[TO DO]: Scan each line of the records for the word "text" and extract the ones that have it.

[SUPPLIED DATA]:
=-=-=
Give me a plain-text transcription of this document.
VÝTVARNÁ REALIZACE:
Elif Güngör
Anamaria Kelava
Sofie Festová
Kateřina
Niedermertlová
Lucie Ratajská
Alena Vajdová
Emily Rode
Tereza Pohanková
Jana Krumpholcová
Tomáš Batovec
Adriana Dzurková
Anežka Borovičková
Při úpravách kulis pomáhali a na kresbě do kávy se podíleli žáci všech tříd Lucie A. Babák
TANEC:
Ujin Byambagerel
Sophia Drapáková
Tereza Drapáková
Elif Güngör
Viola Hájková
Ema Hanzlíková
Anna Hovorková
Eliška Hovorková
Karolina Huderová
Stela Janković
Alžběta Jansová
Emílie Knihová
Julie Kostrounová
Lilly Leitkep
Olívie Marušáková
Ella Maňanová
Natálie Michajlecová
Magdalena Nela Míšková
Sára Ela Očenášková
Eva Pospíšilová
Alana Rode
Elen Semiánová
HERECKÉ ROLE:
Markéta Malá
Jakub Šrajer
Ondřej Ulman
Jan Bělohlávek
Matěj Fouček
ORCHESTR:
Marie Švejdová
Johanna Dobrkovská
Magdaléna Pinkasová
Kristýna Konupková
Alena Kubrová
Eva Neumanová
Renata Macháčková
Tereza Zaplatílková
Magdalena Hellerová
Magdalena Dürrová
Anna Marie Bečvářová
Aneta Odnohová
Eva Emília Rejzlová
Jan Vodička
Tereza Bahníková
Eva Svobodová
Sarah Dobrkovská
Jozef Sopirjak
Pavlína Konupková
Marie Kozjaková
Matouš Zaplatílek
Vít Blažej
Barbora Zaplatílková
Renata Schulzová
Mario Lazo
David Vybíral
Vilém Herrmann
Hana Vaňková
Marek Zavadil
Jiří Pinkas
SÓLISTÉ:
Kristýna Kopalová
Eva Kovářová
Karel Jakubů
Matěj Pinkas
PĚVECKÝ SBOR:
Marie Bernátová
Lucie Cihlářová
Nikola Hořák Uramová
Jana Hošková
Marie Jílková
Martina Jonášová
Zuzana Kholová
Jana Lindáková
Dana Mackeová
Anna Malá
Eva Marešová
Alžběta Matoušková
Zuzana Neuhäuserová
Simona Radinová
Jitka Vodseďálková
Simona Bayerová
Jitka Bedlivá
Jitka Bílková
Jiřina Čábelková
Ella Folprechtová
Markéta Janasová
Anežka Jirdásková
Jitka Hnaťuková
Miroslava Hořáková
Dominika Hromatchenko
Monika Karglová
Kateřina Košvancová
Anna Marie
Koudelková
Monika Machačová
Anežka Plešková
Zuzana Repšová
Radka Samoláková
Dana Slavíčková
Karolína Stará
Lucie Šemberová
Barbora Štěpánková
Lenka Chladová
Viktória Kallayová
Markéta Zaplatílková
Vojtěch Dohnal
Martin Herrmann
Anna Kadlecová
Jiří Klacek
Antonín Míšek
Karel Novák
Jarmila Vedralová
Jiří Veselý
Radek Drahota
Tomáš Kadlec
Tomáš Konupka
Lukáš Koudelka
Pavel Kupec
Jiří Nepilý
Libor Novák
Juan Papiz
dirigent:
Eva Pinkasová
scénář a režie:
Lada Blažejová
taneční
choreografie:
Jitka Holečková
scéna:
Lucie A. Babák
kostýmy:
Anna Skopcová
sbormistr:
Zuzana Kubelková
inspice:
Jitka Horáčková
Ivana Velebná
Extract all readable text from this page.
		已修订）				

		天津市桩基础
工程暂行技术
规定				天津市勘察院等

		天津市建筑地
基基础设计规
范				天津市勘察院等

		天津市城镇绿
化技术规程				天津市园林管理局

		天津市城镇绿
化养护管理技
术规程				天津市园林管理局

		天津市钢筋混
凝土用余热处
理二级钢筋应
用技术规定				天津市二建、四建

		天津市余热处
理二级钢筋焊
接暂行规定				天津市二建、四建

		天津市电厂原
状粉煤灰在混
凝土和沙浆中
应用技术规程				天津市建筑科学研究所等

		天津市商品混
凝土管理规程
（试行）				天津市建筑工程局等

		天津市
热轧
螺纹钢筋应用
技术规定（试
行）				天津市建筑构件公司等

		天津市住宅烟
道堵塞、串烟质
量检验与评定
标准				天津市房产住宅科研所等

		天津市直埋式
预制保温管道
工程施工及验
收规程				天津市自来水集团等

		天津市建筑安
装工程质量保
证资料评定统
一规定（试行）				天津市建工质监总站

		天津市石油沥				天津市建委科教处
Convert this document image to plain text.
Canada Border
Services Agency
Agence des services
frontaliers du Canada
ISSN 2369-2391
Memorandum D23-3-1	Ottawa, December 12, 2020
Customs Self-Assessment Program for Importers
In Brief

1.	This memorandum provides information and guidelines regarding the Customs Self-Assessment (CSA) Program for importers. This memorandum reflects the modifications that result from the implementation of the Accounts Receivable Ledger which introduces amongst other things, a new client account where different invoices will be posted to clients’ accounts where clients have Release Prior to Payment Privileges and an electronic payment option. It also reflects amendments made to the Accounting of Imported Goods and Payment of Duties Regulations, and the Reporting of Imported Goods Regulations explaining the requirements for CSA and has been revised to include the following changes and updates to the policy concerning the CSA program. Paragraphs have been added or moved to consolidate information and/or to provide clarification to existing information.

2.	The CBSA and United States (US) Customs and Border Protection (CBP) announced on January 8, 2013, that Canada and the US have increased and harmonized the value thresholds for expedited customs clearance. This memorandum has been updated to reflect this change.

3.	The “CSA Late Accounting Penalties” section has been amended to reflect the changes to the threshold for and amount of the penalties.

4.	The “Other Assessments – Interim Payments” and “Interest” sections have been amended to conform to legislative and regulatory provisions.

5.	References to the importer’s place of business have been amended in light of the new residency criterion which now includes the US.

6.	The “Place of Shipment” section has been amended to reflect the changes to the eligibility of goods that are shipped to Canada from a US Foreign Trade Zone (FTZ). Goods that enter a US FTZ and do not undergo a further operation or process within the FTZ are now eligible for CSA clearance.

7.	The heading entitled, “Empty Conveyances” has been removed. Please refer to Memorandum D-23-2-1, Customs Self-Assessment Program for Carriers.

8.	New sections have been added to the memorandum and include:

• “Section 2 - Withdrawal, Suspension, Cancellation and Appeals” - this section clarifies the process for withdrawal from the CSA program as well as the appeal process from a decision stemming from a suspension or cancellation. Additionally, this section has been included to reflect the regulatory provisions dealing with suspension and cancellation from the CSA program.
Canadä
=-=-=
[SOLUTION FOR THIS TASK]:
Give me a plain-text transcription of this document.
Extract all readable text from this page.
Convert this document image to plain text.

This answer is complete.